**REQUIREMENTS:** In this exercise, print only the lines from the line with "Type out the text in this image." to the last line of the data below, inclusive. Any pictures should be left out.
-----
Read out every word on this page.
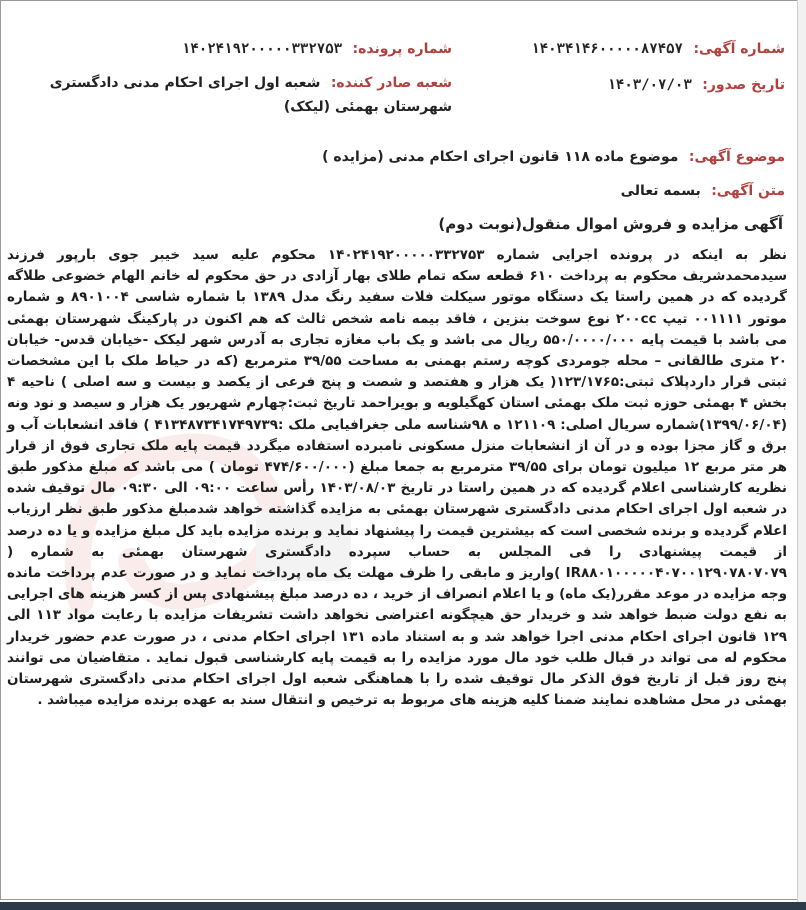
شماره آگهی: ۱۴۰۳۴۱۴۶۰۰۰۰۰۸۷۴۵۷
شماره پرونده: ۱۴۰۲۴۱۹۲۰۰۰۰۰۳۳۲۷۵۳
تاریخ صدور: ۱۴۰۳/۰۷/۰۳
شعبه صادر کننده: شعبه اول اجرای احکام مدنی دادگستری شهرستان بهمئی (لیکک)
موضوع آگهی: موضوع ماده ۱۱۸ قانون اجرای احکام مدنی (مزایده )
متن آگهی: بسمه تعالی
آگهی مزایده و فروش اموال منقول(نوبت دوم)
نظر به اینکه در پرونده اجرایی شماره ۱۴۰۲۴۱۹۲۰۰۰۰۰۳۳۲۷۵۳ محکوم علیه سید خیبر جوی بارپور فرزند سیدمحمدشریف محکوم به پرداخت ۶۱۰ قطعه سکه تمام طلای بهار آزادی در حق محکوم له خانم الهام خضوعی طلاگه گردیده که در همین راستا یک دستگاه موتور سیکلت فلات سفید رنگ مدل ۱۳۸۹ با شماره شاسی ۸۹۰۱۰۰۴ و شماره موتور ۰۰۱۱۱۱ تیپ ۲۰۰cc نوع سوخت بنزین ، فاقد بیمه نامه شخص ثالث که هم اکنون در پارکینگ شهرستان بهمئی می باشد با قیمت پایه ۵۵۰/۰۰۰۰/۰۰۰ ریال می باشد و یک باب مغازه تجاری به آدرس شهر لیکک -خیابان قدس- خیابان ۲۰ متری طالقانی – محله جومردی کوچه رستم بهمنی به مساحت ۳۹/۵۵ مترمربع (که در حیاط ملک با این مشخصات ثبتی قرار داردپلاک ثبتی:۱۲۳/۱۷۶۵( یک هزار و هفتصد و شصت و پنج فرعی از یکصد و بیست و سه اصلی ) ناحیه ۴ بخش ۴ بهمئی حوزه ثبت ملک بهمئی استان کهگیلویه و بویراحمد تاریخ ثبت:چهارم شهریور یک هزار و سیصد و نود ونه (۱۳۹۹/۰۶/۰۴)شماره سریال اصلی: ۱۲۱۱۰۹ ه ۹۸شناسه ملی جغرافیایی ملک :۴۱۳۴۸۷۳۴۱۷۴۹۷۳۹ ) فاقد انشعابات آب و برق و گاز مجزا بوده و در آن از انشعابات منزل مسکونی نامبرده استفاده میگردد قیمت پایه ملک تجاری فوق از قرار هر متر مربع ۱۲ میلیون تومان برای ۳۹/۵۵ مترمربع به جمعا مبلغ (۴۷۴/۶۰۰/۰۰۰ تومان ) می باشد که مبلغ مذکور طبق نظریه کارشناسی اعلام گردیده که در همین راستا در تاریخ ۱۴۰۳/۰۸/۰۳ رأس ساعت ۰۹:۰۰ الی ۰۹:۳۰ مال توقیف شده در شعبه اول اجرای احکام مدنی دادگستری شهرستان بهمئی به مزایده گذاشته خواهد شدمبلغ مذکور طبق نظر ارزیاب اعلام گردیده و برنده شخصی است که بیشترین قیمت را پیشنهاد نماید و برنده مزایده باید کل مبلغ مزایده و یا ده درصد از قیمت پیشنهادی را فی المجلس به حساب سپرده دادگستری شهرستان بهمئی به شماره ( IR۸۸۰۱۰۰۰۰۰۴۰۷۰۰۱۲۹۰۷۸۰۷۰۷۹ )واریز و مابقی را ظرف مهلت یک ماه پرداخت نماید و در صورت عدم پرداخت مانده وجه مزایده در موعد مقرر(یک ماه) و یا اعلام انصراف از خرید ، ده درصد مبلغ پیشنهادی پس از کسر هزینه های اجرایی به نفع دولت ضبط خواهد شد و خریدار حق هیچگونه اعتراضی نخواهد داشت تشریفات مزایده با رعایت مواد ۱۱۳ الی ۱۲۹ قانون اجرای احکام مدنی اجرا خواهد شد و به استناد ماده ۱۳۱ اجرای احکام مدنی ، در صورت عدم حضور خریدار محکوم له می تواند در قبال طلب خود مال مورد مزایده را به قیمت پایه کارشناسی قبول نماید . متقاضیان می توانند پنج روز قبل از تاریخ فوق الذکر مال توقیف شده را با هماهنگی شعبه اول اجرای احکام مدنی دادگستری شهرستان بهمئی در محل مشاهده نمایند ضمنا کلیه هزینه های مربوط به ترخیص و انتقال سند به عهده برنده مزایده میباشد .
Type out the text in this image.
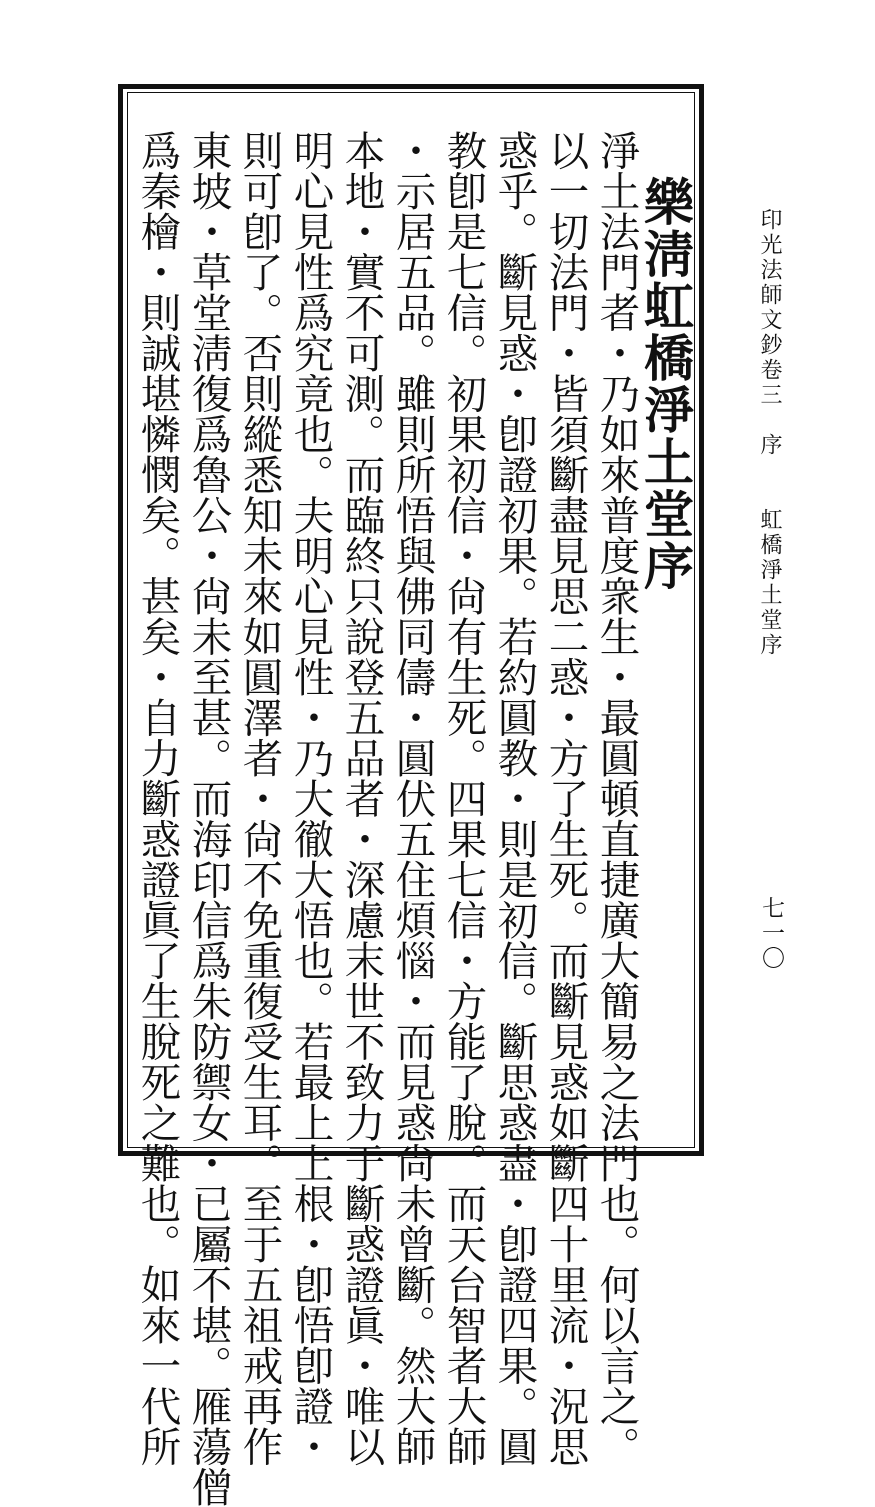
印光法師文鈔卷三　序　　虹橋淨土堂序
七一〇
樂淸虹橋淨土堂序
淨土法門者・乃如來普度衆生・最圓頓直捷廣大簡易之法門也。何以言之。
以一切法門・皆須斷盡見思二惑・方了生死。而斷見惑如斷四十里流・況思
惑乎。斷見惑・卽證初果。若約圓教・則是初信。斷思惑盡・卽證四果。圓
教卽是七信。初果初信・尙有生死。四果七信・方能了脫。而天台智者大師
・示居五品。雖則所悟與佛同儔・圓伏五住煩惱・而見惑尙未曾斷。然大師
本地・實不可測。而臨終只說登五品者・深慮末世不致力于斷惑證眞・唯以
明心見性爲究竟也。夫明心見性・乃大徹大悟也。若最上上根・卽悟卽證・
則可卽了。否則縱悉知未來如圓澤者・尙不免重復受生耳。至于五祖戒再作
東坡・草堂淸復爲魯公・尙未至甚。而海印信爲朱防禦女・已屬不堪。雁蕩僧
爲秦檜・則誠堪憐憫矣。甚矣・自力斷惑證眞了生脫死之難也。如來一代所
-----
**TASK SOLUTION:**
Type out the text in this image.
印光法師文鈔卷三　序　　虹橋淨土堂序
七一〇
樂淸虹橋淨土堂序
淨土法門者・乃如來普度衆生・最圓頓直捷廣大簡易之法門也。何以言之。
以一切法門・皆須斷盡見思二惑・方了生死。而斷見惑如斷四十里流・況思
惑乎。斷見惑・卽證初果。若約圓教・則是初信。斷思惑盡・卽證四果。圓
教卽是七信。初果初信・尙有生死。四果七信・方能了脫。而天台智者大師
・示居五品。雖則所悟與佛同儔・圓伏五住煩惱・而見惑尙未曾斷。然大師
本地・實不可測。而臨終只說登五品者・深慮末世不致力于斷惑證眞・唯以
明心見性爲究竟也。夫明心見性・乃大徹大悟也。若最上上根・卽悟卽證・
則可卽了。否則縱悉知未來如圓澤者・尙不免重復受生耳。至于五祖戒再作
東坡・草堂淸復爲魯公・尙未至甚。而海印信爲朱防禦女・已屬不堪。雁蕩僧
爲秦檜・則誠堪憐憫矣。甚矣・自力斷惑證眞了生脫死之難也。如來一代所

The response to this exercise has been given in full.